### [Dataset records]
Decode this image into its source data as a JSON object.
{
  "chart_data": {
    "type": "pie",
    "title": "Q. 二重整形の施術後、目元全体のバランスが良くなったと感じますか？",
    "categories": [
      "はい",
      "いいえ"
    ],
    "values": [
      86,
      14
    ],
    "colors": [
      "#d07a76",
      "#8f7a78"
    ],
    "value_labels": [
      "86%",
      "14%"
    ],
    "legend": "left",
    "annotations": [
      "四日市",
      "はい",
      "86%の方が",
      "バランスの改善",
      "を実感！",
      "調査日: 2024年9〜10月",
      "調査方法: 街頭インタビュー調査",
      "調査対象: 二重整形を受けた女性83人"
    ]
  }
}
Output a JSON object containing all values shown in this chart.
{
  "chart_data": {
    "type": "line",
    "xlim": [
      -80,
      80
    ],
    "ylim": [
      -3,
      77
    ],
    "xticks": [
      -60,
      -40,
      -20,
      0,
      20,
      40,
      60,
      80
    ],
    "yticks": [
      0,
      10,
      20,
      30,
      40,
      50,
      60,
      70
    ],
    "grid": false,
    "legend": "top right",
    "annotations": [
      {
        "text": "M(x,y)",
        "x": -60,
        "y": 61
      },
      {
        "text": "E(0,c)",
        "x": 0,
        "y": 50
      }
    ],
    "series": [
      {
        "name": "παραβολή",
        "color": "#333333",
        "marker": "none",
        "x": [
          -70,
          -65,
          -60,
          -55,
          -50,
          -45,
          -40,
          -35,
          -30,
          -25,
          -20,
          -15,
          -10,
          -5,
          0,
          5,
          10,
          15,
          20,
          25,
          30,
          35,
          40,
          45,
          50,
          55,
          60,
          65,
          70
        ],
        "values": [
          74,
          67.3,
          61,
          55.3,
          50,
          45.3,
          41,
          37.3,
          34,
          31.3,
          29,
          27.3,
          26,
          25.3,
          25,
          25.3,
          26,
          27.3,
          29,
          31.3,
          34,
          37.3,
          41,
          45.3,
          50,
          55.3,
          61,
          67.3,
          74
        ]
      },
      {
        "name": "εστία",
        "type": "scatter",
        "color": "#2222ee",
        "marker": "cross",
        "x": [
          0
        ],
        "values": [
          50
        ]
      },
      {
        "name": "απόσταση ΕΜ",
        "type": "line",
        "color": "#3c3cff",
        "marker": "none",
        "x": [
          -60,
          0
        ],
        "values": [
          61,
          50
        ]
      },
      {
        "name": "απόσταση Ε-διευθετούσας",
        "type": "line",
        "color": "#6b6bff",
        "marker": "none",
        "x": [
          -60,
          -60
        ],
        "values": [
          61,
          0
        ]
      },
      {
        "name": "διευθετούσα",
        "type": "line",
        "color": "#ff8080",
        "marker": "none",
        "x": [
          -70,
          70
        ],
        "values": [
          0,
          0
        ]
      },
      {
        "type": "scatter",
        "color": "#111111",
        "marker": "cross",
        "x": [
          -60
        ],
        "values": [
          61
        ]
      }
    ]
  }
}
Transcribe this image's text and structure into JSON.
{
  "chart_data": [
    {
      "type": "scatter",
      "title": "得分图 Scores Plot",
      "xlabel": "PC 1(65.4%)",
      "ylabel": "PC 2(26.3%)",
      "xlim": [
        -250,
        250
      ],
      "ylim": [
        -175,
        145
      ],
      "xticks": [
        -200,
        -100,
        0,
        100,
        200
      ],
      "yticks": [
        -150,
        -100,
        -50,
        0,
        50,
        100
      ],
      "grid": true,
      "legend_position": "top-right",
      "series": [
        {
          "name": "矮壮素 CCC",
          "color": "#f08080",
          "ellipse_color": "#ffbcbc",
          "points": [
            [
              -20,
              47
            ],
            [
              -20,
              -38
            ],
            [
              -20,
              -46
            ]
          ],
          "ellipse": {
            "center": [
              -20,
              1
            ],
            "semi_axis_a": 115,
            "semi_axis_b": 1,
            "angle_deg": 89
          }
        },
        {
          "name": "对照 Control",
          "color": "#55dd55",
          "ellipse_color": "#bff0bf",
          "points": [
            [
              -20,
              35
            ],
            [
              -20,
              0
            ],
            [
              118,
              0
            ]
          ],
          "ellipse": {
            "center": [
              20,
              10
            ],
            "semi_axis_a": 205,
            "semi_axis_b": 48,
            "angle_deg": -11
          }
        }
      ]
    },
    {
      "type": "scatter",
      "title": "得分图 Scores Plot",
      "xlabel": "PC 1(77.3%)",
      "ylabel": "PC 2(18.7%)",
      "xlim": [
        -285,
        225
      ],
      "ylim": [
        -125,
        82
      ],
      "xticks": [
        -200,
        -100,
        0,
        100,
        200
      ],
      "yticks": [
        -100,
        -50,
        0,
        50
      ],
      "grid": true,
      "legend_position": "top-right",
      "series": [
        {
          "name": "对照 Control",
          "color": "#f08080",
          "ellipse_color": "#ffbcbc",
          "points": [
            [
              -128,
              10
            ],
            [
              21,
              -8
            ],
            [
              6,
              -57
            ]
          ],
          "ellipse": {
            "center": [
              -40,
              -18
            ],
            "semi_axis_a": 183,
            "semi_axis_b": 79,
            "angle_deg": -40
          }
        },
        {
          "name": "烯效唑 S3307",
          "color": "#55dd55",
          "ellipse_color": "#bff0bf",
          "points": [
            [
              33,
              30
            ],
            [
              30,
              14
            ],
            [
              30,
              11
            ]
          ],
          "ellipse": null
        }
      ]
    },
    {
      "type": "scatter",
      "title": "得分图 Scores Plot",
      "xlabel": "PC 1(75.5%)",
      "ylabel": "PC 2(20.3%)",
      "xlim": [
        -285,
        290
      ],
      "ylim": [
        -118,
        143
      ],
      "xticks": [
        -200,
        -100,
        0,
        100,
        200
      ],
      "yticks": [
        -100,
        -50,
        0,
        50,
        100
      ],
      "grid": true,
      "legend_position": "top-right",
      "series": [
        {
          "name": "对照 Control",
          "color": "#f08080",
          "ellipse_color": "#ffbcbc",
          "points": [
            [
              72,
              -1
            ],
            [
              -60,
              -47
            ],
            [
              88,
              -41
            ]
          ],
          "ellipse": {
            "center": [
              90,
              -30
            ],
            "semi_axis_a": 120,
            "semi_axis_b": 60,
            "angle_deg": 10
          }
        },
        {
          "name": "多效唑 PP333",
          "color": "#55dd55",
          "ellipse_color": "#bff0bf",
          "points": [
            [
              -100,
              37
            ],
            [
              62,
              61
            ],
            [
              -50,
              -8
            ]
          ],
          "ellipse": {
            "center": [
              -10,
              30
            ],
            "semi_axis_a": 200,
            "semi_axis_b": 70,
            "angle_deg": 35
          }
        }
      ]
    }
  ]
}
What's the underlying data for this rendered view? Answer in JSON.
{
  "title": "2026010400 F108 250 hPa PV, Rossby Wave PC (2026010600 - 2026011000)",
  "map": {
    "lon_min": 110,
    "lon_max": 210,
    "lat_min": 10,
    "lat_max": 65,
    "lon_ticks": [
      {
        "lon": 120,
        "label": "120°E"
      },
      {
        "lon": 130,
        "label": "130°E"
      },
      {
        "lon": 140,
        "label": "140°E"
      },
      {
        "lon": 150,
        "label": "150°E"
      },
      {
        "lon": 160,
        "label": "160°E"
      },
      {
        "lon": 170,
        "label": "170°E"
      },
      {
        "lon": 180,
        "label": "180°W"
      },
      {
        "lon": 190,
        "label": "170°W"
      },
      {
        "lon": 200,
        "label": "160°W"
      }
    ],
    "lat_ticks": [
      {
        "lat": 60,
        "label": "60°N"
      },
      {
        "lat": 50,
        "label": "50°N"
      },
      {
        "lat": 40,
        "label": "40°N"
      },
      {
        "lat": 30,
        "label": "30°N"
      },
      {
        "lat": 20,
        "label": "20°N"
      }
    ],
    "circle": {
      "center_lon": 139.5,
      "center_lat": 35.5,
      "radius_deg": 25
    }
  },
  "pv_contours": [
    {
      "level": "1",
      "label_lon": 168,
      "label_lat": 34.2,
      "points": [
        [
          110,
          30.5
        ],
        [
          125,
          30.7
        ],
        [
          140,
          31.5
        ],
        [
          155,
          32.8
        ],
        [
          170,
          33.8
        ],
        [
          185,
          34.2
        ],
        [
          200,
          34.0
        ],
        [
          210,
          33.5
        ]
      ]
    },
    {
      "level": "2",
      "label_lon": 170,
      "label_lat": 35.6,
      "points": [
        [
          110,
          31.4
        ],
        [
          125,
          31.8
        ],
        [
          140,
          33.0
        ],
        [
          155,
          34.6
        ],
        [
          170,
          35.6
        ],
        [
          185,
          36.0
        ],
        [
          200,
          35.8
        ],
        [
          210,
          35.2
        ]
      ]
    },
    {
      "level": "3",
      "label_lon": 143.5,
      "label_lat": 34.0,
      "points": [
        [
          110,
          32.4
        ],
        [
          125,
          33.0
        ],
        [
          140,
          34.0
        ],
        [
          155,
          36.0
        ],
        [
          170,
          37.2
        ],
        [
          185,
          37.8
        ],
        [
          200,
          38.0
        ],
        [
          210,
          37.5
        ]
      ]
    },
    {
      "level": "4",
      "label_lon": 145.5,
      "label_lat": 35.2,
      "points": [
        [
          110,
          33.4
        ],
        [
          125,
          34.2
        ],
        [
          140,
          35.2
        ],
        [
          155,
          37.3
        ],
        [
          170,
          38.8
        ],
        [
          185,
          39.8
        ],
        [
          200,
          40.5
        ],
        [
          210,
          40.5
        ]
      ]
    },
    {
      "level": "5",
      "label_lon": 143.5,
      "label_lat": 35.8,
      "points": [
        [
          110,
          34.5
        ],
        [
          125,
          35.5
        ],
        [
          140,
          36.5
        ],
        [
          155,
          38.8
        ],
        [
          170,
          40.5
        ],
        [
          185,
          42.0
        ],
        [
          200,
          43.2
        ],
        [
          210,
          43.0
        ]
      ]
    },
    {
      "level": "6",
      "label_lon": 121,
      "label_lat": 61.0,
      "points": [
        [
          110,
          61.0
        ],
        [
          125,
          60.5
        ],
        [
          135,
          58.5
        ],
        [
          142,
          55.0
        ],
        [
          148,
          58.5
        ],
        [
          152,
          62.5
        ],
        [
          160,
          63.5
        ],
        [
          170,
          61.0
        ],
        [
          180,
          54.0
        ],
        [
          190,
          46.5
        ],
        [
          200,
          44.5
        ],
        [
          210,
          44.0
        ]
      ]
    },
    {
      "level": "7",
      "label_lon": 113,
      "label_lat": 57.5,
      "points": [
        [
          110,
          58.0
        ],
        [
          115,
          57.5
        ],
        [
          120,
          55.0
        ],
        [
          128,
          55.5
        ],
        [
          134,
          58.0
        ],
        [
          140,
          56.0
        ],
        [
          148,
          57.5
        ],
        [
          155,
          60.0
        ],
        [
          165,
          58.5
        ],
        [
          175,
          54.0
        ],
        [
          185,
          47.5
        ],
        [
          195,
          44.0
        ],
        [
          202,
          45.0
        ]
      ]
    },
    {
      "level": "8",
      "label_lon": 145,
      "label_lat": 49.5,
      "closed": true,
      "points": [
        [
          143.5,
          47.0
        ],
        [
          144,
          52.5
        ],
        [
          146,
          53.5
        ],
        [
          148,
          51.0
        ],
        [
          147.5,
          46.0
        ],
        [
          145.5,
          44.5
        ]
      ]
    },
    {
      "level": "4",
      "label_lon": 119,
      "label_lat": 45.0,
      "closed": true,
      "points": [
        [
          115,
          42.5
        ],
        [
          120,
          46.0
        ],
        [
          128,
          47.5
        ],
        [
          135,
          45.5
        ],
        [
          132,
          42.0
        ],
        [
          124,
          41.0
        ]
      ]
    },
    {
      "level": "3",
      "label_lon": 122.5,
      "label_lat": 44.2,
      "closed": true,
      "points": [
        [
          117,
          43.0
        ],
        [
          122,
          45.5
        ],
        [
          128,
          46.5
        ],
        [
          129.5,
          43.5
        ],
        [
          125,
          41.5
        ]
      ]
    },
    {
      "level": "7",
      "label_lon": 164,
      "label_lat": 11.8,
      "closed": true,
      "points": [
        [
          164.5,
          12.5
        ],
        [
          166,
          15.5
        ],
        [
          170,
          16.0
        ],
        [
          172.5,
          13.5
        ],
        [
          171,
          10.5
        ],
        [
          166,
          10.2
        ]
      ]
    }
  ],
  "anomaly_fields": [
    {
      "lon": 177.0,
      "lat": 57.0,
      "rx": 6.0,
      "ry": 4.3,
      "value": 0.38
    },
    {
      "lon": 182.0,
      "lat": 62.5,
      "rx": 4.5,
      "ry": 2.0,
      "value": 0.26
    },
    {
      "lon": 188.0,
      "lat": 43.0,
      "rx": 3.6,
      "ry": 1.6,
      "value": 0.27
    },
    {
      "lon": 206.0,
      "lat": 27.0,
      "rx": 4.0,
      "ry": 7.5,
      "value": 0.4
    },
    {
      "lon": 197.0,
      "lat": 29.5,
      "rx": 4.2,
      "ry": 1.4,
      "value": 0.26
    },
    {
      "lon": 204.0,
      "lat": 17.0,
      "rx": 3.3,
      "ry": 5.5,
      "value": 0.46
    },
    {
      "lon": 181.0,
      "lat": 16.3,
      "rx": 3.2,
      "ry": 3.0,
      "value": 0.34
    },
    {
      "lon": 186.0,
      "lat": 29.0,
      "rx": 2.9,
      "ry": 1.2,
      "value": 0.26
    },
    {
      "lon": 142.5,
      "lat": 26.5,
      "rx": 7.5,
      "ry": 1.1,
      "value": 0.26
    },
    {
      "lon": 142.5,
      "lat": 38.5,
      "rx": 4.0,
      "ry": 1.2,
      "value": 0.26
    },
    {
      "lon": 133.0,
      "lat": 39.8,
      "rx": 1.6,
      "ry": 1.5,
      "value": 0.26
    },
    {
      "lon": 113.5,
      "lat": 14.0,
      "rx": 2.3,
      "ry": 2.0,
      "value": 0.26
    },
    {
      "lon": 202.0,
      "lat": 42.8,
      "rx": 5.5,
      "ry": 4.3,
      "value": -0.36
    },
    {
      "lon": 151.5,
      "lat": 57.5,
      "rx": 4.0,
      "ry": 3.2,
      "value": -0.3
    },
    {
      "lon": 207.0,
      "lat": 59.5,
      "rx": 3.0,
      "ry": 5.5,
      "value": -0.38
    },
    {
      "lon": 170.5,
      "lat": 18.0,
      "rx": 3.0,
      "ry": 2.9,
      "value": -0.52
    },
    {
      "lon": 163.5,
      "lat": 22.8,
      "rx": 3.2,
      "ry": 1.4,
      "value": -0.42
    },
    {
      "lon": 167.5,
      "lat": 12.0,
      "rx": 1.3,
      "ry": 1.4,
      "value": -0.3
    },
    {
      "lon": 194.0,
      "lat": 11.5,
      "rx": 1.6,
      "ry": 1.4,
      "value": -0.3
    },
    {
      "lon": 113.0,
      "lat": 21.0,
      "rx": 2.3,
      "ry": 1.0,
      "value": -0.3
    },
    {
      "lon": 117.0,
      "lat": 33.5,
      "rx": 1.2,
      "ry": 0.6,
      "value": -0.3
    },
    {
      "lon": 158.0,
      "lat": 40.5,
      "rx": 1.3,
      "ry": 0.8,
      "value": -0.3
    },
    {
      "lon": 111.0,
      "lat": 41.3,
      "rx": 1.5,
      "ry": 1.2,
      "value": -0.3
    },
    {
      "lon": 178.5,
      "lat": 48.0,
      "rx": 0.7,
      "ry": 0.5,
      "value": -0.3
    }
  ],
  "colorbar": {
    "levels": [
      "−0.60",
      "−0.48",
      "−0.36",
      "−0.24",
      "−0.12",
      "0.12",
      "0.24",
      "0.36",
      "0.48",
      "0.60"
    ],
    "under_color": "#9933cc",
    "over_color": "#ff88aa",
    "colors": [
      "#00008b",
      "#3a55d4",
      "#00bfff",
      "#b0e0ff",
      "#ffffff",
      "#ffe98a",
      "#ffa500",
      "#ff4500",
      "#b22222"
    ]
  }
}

### [Task statement]
Extract all lines containing the word "this".

### [Exercise result]
Decode this image into its source data as a JSON object.
Output a JSON object containing all values shown in this chart.
Transcribe this image's text and structure into JSON.
What's the underlying data for this rendered view? Answer in JSON.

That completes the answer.